- **Written problem**
Using the records provided below, locate and copy each line that contains the word "Churro".

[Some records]
** BEGIN **

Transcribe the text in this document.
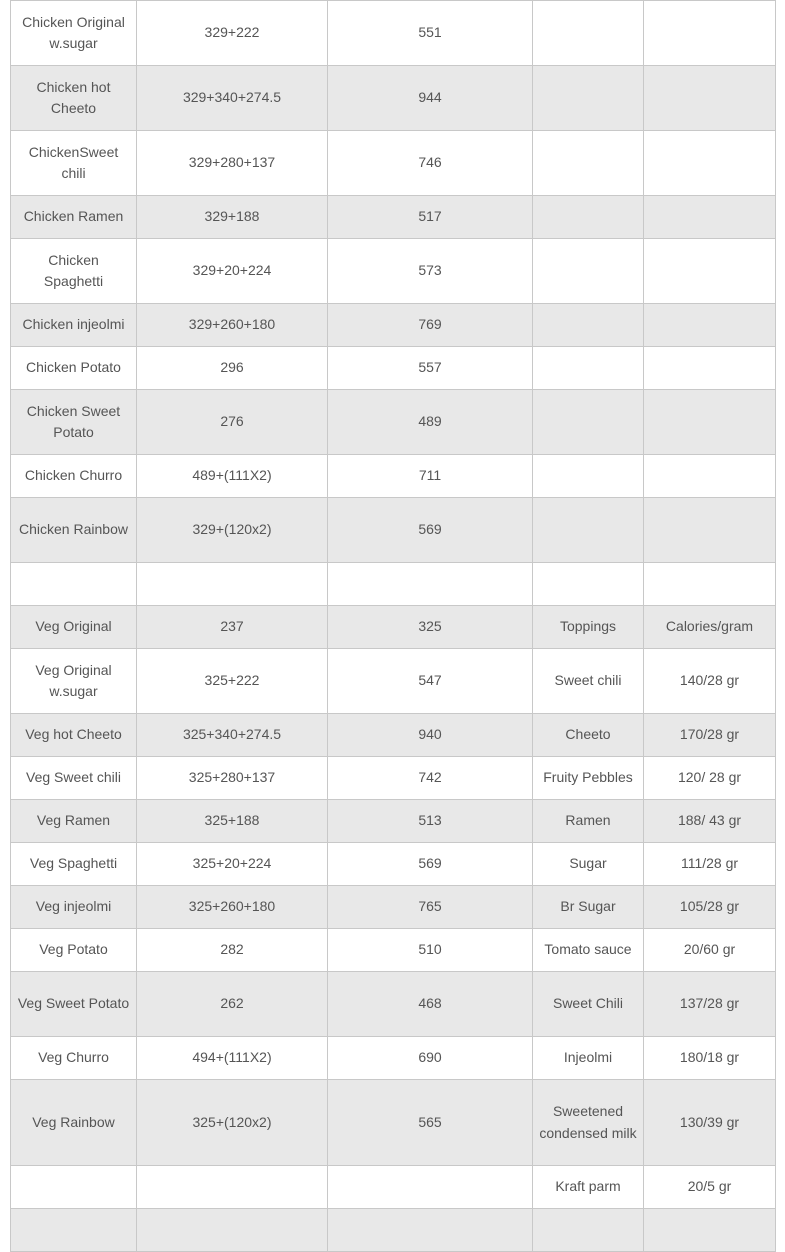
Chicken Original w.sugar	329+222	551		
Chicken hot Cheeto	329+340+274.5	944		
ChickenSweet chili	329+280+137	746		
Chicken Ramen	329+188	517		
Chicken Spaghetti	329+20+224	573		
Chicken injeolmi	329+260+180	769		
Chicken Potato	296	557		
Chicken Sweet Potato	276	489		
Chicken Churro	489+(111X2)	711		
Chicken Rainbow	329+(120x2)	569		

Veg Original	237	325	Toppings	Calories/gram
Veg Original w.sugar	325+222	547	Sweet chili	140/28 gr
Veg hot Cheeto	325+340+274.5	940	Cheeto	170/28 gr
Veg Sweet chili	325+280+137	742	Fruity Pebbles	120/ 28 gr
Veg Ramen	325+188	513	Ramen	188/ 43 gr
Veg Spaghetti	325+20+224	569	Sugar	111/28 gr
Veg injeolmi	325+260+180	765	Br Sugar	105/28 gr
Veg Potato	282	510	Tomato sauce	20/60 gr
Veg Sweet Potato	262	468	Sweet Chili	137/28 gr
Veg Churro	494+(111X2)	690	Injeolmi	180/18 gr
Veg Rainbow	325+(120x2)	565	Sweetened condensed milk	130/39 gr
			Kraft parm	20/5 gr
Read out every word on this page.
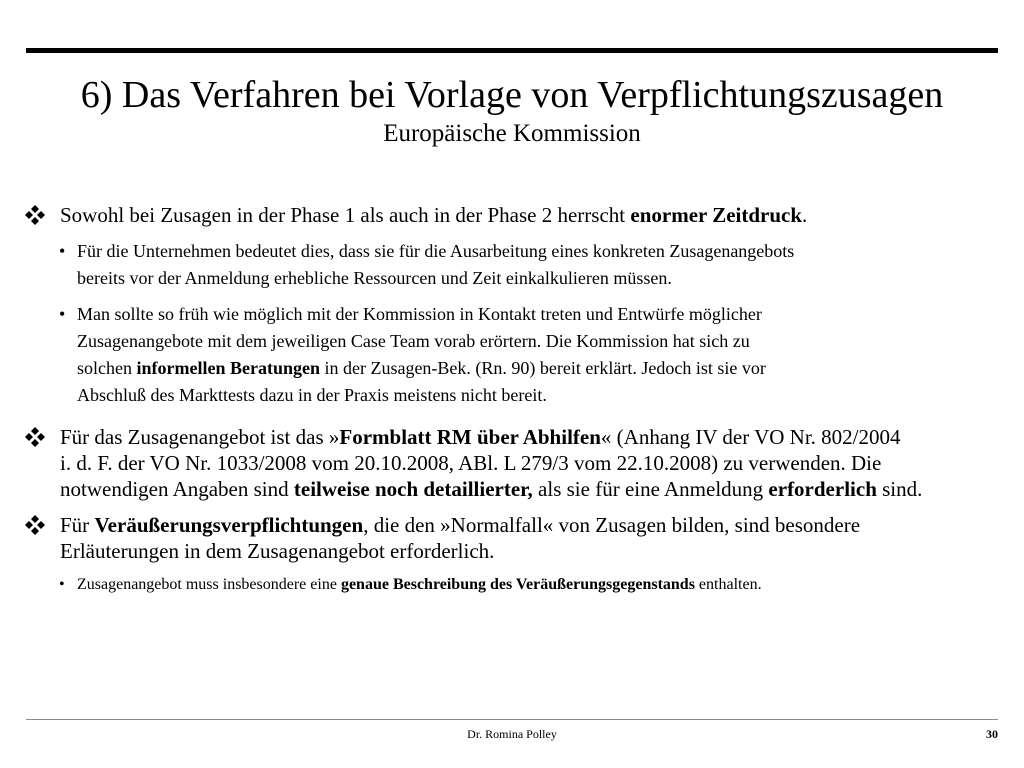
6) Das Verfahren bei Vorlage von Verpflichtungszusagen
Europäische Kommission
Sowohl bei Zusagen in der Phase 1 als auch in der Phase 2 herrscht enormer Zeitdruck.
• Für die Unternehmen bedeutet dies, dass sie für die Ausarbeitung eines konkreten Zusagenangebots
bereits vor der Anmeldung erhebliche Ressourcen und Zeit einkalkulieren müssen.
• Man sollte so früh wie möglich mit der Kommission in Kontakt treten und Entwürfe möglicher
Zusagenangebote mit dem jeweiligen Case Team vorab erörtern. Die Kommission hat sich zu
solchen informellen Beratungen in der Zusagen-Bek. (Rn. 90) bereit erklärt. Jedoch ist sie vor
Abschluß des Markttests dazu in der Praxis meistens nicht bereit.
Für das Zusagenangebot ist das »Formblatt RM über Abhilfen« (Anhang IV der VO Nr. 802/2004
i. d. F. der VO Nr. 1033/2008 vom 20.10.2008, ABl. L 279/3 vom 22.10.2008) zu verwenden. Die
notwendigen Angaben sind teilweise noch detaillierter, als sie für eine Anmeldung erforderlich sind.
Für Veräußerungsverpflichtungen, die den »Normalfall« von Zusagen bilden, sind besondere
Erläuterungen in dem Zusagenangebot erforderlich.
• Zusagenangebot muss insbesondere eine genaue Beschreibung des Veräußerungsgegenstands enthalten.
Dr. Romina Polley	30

** END **

- **Exercise result**
Chicken Churro	489+(111X2)	711		
Veg Churro	494+(111X2)	690	Injeolmi	180/18 gr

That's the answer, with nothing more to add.